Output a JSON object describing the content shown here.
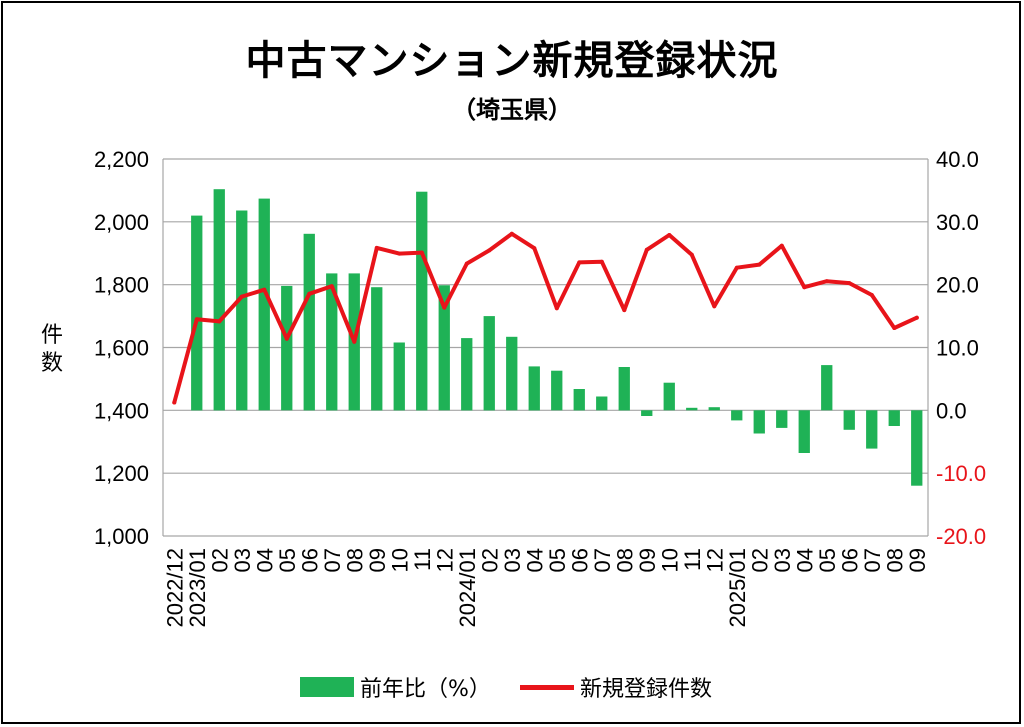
{
  "title": "中古マンション新規登録状況",
  "subtitle": "（埼玉県）",
  "colors": {
    "bar": "#1fb256",
    "line": "#e8141a",
    "grid": "#a6a6a6",
    "negative_tick": "#e8141a"
  },
  "chart_data": {
    "type": "bar+line",
    "title": "中古マンション新規登録状況",
    "subtitle": "（埼玉県）",
    "ylabel_left": "件数",
    "ylim_left": [
      1000,
      2200
    ],
    "yticks_left": [
      "1,000",
      "1,200",
      "1,400",
      "1,600",
      "1,800",
      "2,000",
      "2,200"
    ],
    "ylim_right": [
      -20,
      40
    ],
    "yticks_right": [
      "-20.0",
      "-10.0",
      "0.0",
      "10.0",
      "20.0",
      "30.0",
      "40.0"
    ],
    "grid": true,
    "legend_position": "bottom",
    "categories": [
      "2022/12",
      "2023/01",
      "02",
      "03",
      "04",
      "05",
      "06",
      "07",
      "08",
      "09",
      "10",
      "11",
      "12",
      "2024/01",
      "02",
      "03",
      "04",
      "05",
      "06",
      "07",
      "08",
      "09",
      "10",
      "11",
      "12",
      "2025/01",
      "02",
      "03",
      "04",
      "05",
      "06",
      "07",
      "08",
      "09"
    ],
    "series": [
      {
        "name": "前年比（%）",
        "type": "bar",
        "axis": "right",
        "values": [
          null,
          31,
          35.2,
          31.8,
          33.7,
          19.8,
          28.1,
          21.8,
          21.8,
          19.6,
          10.8,
          34.8,
          19.9,
          11.5,
          15,
          11.7,
          7,
          6.3,
          3.4,
          2.2,
          6.9,
          -0.9,
          4.4,
          0.4,
          0.5,
          -1.6,
          -3.7,
          -2.8,
          -6.8,
          7.2,
          -3.1,
          -6.1,
          -2.5,
          -12
        ]
      },
      {
        "name": "新規登録件数",
        "type": "line",
        "axis": "left",
        "values": [
          1425,
          1690,
          1683,
          1762,
          1784,
          1628,
          1771,
          1795,
          1618,
          1917,
          1899,
          1902,
          1727,
          1867,
          1909,
          1962,
          1916,
          1725,
          1871,
          1873,
          1719,
          1911,
          1958,
          1895,
          1731,
          1854,
          1864,
          1924,
          1792,
          1811,
          1805,
          1767,
          1662,
          1695
        ]
      }
    ]
  }
}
========================================
Exclude the images, then output the data above word for word.

### OUTPUT FOR THIS EXERCISE
Output a JSON object describing the content shown here.
{
  "title": "中古マンション新規登録状況",
  "subtitle": "（埼玉県）",
  "colors": {
    "bar": "#1fb256",
    "line": "#e8141a",
    "grid": "#a6a6a6",
    "negative_tick": "#e8141a"
  },
  "chart_data": {
    "type": "bar+line",
    "title": "中古マンション新規登録状況",
    "subtitle": "（埼玉県）",
    "ylabel_left": "件数",
    "ylim_left": [
      1000,
      2200
    ],
    "yticks_left": [
      "1,000",
      "1,200",
      "1,400",
      "1,600",
      "1,800",
      "2,000",
      "2,200"
    ],
    "ylim_right": [
      -20,
      40
    ],
    "yticks_right": [
      "-20.0",
      "-10.0",
      "0.0",
      "10.0",
      "20.0",
      "30.0",
      "40.0"
    ],
    "grid": true,
    "legend_position": "bottom",
    "categories": [
      "2022/12",
      "2023/01",
      "02",
      "03",
      "04",
      "05",
      "06",
      "07",
      "08",
      "09",
      "10",
      "11",
      "12",
      "2024/01",
      "02",
      "03",
      "04",
      "05",
      "06",
      "07",
      "08",
      "09",
      "10",
      "11",
      "12",
      "2025/01",
      "02",
      "03",
      "04",
      "05",
      "06",
      "07",
      "08",
      "09"
    ],
    "series": [
      {
        "name": "前年比（%）",
        "type": "bar",
        "axis": "right",
        "values": [
          null,
          31,
          35.2,
          31.8,
          33.7,
          19.8,
          28.1,
          21.8,
          21.8,
          19.6,
          10.8,
          34.8,
          19.9,
          11.5,
          15,
          11.7,
          7,
          6.3,
          3.4,
          2.2,
          6.9,
          -0.9,
          4.4,
          0.4,
          0.5,
          -1.6,
          -3.7,
          -2.8,
          -6.8,
          7.2,
          -3.1,
          -6.1,
          -2.5,
          -12
        ]
      },
      {
        "name": "新規登録件数",
        "type": "line",
        "axis": "left",
        "values": [
          1425,
          1690,
          1683,
          1762,
          1784,
          1628,
          1771,
          1795,
          1618,
          1917,
          1899,
          1902,
          1727,
          1867,
          1909,
          1962,
          1916,
          1725,
          1871,
          1873,
          1719,
          1911,
          1958,
          1895,
          1731,
          1854,
          1864,
          1924,
          1792,
          1811,
          1805,
          1767,
          1662,
          1695
        ]
      }
    ]
  }
}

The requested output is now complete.